> [Quoted text]
_ _ _
Given under my hand this day of 18 .
To the Sheriff and to the keeper of H.M.’s Gaol at |  | S.M., |
| | A Judge of the Supreme
Court. |
Fourth Schedule
(Sections 382, 550)
As to allegation of property
(1) Stealing or destroying or injuring any testamentary instrument, or
any document of any Court, or anything fixed or growing in any square or
street or place dedicated to public use or ornament.
(2) Any offence committed in or respecting a place of Divine Worship
or respecting property in any public library or
building.
(3) Any thing mentioned in section 202 or 210.
Fifth Schedule
(Section 406)
Form of deposition
The deposition of A.B., a person now dangerously ill, taken before
the undersigned Justice at S. in the County (or Police District) of
which said A.B. being duly sworn saith as follows:
[The witness’s statement is to be in the first
person—and it ought to be reasonably full as to all material facts. The
witness’s signature or mark, if from any cause unable to write, should
be added. Then will follow this jurat and
certificate.]
Sworn before me this day of 18 .
And I hereby certify that I have taken this deposition under the
provisions of the Crimes Act 1899—because
it has been made to appear to me that the deponent is dangerously ill, and
that his evidence, if not forthwith taken, would probably be
lost.
_ _ _
> [Provided data]
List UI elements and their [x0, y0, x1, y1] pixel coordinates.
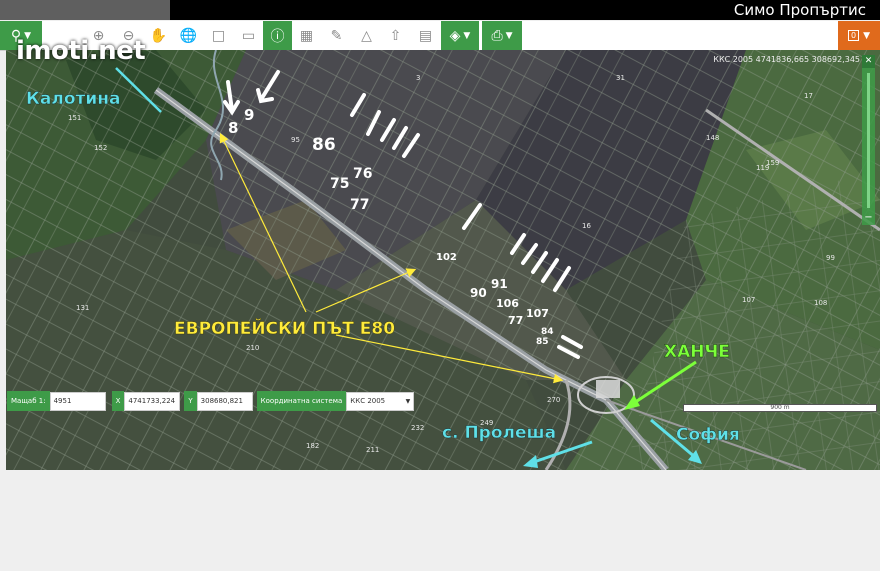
_ _ _
> [Exercises to complete]
[a] In the Crimes Act schedules, what condition of the deponent allows the deposition in the Fifth Schedule to be taken?
[b] Set down, word for word, the portion of the Crimes Act schedules that begins at "Fifth Schedule" and stops after "me this day of 18 .".

> [Solutions to the tasks]
[a] The deponent is dangerously ill.

[b]
Fifth Schedule
(Section 406)
Form of deposition
The deposition of A.B., a person now dangerously ill, taken before
the undersigned Justice at S. in the County (or Police District) of
which said A.B. being duly sworn saith as follows:
[The witness’s statement is to be in the first
person—and it ought to be reasonably full as to all material facts. The
witness’s signature or mark, if from any cause unable to write, should
be added. Then will follow this jurat and
certificate.]
Sworn before me this day of 18 .